Parmi ces principes, il y’a celui de « l’intérêt supérieur de l’enfant » proclamé à l’article 3-1 qui
revêt une importance particulière dans toutes les législations. L’étude de ce principe dans le cadre
d’une comparaison entre deux systèmes juridiques complètement différents permet de soulever deux
principaux caractères dont il est doté. D’une part, ce principe est synonyme de force par son pouvoir
d’influencer le droit. D’autre part, par sa complexité qui résulte du manque d’une définition claire et
précise. En France, l’évolution du modèle familial a permis de transformer ce principe d’un élément
décisionnel à un principe de droit imposé au législateur et aux juges. Le revirement jurisprudentiel de
la Cour de cassation du 18 mai 2005 permettant l’applicabilité directe de la CIDE a permis d’intégrer
pleinement la primauté et la supériorité de l’intérêt de l’enfant. Une évolution qui parait rationnelle
puisqu’elle reflète l’aboutissement d’une histoire de consécration des droits de l’enfant. Cependant,
en droit de la famille marocain, la prise en considération de l’intérêt supérieur de l’enfant tel qu’il est
reconnu par la Convention parait plus complexe. Le droit de la famille au Maroc est fondé,
principalement, sur le droit musulman, qui adopte une perception particulière de l’enfant, de ses
droits, et de son intérêt. Ainsi, l’introduction d’un principe moderne d’origine philosophique trouve
de nombreuses limites. Ces dernières sont principalement relatives au modèle familial adopté qui
demeure traditionnel, et à la perception de la notion de l’intérêt « Al-Maslaha », qui doit répondre
aux normes culturelles, religieuses et sociales.
Mots clefs : CIDE- Intérêt- Enfant- droit- famille- Droit marocain- Droit français
Summary
The United Nations Convention on the Rights of the Child (UNCRC) is considered as the most
ratified treaty in the world. This international instrument adopts fundamental principles dedicated to
the recognition and protection of children's rights. Among these principles, there is "the best interests
of the child" principle, proclaimed in article 3-1 which is of particular importance in all legislation.

--------

● **Consignes**:
- a) D'après l'extrait sur l'intérêt supérieur de l'enfant, pourquoi la prise en considération de ce principe paraît-elle plus complexe en droit de la famille marocain ? Répondez en une à trois phrases.
- b) Poursuivez l'extrait sur l'intérêt supérieur de l'enfant à partir de sa dernière phrase.
Les données n'ont aucun rôle dans cet exercice.

● **Données présentées**:
--------

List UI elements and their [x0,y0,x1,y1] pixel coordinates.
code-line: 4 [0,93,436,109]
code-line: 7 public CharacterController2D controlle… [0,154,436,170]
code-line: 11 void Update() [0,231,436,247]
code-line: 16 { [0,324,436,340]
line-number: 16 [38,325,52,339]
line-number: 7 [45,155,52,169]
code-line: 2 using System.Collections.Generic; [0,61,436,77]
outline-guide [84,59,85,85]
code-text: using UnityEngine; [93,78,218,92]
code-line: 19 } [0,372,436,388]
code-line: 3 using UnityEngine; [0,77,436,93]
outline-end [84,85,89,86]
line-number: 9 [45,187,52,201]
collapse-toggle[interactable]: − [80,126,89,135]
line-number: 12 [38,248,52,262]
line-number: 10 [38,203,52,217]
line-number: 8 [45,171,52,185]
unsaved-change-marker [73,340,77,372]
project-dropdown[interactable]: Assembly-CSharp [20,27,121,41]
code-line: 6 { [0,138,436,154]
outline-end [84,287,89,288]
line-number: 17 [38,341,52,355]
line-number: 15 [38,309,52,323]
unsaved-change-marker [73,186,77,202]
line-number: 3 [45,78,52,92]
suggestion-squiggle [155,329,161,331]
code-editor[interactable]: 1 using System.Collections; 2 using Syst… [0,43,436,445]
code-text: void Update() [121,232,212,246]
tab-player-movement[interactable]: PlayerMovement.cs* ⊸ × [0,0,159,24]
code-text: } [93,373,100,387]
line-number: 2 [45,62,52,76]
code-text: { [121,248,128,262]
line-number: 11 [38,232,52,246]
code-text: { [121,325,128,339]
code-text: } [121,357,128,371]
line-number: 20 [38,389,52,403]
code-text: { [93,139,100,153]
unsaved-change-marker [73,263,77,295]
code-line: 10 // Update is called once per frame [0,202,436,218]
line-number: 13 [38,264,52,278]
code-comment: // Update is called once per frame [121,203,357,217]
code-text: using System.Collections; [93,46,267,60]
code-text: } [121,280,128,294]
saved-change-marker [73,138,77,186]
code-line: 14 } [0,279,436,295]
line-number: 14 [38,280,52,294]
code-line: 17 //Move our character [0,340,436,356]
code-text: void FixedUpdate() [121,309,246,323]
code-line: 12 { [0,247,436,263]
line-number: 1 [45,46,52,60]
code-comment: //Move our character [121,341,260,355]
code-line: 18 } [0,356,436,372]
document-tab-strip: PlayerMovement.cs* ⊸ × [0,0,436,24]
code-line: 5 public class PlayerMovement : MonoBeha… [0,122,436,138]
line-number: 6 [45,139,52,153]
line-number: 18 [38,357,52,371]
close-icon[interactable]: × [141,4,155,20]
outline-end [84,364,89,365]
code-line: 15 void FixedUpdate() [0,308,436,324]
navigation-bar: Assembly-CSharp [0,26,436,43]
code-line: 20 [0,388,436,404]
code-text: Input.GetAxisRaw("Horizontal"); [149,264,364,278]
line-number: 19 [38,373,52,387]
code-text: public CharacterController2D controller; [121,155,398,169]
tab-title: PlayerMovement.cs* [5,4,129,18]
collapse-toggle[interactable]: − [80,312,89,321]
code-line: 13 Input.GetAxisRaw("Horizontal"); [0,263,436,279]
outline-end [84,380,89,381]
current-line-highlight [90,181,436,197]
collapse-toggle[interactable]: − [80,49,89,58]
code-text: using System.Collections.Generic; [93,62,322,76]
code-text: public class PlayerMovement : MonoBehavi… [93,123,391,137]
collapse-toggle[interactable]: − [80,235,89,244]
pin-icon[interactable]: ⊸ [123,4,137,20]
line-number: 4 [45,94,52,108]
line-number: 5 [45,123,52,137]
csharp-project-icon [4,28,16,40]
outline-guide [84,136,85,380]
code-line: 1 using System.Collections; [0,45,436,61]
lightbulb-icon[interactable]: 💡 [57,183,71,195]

--------

● **Réponses**:
- a) Le droit de la famille au Maroc repose principalement sur le droit musulman, qui a sa propre perception de l'enfant, de ses droits et de son intérêt. L'introduction de ce principe moderne d'origine philosophique s'y heurte donc à de nombreuses limites. Celles-ci tiennent au modèle familial, resté traditionnel, et à la notion d'intérêt « Al-Maslaha », qui doit répondre aux normes culturelles, religieuses et sociales.

- b)
The study of this principle in the context of a comparison between two completely different legal
systems reveals two main characteristics with which it is endowed. On the one hand, this principle is
synonymous with strength through its power to influence the law. On the other hand, by its
complexity which results from the lack of a clear and precise definition. In France, the evolution of
the family model has made it possible to transform this principle from a decision-making element to
a principle of law imposed on the legislator and judges. The jurisprudential reversal of the Court of
Cassation of May 18, 2005 allowing the direct applicability of the CIDE made it possible to fully
integrate the primacy and the superiority of the interests of the child. An evolution that appears
rational since it reflects the culmination of a history of consecration of the rights of the child.
However, in Moroccan family law, taking into consideration the best interests of the child as
recognized by the Convention appears more complex. Family law in Morocco is mainly based on
Muslim law, which adopts a particular perception of the child, his rights, and his interests. Thus, the
introduction of a modern principle of philosophical origin finds many limits. These are mainly
related to the adopted family model, which remains traditional, and the perception of the notion of
"Al-Maslaha" interest, which must meet cultural, religious and social standards.